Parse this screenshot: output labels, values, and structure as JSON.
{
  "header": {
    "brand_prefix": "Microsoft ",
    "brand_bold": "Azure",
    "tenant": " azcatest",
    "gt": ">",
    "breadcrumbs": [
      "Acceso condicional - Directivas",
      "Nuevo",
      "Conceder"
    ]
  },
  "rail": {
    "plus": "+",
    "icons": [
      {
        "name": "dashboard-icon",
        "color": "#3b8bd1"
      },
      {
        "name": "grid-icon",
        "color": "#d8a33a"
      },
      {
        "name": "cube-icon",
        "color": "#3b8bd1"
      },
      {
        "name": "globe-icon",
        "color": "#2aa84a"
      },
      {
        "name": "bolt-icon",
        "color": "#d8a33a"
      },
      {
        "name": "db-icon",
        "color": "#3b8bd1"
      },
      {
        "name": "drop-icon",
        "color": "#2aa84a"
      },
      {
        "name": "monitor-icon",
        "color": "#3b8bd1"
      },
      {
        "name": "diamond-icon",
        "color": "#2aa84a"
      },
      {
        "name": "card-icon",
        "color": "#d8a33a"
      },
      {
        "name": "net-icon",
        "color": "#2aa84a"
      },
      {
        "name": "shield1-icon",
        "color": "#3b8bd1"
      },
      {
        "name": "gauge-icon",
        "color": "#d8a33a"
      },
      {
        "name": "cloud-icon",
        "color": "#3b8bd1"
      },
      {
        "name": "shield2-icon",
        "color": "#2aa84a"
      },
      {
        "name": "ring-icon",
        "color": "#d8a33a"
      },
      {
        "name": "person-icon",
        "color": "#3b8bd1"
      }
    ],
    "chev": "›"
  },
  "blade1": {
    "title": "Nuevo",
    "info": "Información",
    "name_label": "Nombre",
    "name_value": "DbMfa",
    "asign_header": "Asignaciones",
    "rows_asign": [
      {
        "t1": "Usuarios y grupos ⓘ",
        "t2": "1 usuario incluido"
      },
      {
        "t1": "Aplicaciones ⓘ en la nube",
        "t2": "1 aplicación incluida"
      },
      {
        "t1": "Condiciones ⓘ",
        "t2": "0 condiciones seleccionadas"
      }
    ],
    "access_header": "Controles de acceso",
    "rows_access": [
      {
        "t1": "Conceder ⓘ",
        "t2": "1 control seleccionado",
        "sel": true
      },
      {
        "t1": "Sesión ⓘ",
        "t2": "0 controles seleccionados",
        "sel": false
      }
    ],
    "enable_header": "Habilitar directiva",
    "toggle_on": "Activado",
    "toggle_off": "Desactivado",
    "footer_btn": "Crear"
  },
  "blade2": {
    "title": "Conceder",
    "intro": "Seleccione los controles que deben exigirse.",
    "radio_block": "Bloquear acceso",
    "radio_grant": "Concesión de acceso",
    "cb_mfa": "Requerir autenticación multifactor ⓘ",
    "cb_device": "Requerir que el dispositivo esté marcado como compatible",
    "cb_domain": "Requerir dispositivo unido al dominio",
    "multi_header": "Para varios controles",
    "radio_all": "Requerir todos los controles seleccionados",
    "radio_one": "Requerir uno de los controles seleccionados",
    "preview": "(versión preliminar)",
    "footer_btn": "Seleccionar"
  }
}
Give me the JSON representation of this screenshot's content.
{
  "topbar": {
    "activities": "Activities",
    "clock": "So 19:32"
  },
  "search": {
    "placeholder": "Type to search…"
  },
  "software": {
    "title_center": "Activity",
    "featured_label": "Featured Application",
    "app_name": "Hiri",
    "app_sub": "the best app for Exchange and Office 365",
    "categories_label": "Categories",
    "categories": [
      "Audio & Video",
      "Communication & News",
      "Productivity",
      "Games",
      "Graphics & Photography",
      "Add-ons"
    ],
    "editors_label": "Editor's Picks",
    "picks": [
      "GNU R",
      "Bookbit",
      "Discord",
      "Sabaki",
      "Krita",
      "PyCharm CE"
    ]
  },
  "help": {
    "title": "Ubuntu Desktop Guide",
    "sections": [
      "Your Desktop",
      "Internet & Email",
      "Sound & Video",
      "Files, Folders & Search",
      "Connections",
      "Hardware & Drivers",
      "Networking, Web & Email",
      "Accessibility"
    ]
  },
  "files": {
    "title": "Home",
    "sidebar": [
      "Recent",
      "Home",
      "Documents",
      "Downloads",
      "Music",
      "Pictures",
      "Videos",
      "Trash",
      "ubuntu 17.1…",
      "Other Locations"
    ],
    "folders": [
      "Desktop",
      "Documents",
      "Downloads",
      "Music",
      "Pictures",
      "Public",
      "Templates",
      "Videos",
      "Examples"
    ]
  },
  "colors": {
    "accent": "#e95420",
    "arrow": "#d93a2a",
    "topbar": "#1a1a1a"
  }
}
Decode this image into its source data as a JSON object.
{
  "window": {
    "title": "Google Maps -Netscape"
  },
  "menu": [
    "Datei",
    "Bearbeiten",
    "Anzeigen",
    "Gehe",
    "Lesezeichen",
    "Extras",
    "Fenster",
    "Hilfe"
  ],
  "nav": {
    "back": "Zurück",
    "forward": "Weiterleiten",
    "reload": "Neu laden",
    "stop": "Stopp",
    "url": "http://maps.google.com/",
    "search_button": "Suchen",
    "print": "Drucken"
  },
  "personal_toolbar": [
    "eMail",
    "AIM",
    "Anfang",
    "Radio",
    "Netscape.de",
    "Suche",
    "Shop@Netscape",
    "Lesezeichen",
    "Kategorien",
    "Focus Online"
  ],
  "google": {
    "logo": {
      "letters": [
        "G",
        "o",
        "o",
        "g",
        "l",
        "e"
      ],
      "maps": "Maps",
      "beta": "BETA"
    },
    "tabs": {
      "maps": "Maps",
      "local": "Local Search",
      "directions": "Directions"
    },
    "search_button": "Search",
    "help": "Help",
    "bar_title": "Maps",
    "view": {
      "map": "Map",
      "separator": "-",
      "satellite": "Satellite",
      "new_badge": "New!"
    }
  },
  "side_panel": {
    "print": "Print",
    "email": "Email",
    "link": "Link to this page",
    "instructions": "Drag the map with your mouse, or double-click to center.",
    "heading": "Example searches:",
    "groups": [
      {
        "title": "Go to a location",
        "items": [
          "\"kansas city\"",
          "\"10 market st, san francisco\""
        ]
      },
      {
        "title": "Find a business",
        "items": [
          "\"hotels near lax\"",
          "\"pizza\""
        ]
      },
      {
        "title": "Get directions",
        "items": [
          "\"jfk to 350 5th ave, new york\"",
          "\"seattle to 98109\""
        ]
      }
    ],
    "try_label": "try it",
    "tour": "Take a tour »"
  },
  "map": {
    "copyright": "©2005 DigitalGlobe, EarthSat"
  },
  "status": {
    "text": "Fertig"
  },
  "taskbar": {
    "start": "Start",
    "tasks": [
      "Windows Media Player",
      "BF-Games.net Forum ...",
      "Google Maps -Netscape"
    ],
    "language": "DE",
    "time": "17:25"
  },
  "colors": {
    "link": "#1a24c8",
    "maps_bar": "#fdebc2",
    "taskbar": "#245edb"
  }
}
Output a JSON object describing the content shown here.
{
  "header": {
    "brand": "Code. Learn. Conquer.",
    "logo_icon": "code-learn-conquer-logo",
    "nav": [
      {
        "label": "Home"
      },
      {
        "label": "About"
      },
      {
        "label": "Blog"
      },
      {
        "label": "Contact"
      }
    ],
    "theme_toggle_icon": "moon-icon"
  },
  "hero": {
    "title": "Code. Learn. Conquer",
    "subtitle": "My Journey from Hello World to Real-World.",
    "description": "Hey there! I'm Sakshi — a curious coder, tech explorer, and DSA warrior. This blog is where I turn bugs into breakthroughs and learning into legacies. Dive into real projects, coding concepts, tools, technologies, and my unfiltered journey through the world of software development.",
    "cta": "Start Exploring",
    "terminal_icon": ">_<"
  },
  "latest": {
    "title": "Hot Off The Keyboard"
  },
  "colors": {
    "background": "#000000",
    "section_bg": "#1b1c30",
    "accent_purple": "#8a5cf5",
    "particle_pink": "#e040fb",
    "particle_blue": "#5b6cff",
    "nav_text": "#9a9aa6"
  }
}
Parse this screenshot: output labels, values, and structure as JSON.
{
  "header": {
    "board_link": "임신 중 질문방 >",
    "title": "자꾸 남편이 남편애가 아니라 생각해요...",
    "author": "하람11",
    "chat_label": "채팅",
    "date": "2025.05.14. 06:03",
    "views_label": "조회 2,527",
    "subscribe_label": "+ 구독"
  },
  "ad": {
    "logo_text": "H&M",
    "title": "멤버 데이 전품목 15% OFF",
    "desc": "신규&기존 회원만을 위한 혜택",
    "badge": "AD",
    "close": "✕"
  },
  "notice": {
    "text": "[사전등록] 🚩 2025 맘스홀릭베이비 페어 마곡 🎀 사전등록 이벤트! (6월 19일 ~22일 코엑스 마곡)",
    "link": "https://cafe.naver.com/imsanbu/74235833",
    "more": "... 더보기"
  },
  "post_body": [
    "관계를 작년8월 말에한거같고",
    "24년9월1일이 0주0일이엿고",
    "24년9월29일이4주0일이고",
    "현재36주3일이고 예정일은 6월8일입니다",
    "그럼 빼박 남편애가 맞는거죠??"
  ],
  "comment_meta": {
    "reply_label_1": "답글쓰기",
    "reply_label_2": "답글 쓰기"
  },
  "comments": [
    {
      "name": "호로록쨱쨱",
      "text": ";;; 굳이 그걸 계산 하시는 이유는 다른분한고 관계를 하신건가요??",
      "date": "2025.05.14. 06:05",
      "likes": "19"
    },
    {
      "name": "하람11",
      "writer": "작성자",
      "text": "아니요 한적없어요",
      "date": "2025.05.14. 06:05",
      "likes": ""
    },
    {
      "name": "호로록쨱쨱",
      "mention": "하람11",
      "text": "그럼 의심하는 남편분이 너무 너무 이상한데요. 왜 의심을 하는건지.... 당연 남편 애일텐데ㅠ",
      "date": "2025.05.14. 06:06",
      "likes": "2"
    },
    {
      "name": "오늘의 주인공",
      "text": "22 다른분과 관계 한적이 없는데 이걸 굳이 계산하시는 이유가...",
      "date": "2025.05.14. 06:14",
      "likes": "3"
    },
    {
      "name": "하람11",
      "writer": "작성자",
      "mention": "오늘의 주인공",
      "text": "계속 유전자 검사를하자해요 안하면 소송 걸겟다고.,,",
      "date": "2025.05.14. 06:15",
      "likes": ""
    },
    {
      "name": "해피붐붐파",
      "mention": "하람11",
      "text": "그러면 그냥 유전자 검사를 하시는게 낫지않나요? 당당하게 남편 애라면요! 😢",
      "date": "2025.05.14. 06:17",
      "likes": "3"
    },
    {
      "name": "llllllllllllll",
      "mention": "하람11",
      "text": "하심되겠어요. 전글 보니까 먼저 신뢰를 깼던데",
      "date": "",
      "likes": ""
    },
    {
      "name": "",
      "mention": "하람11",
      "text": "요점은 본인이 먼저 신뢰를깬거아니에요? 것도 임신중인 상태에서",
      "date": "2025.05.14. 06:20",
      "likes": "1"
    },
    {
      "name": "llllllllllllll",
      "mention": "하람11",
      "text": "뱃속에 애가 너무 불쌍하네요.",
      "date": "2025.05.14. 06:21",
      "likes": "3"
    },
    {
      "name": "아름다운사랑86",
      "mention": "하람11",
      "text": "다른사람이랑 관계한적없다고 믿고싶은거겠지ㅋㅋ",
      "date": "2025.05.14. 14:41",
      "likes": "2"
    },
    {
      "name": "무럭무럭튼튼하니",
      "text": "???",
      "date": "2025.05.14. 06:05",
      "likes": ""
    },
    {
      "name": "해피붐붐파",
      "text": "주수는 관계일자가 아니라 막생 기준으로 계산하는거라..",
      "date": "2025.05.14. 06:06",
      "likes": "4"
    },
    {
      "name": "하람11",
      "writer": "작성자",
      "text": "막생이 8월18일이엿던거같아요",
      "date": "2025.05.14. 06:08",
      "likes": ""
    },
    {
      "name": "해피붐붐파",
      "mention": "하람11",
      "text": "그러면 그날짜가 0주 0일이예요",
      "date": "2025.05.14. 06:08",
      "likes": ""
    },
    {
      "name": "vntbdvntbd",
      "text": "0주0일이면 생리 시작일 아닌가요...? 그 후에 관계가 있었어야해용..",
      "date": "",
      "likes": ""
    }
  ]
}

### Job
Which lines hold the word "남편애가"? Return all of them from the records above.

### Expected answer
    "title": "자꾸 남편이 남편애가 아니라 생각해요...",
    "그럼 빼박 남편애가 맞는거죠??"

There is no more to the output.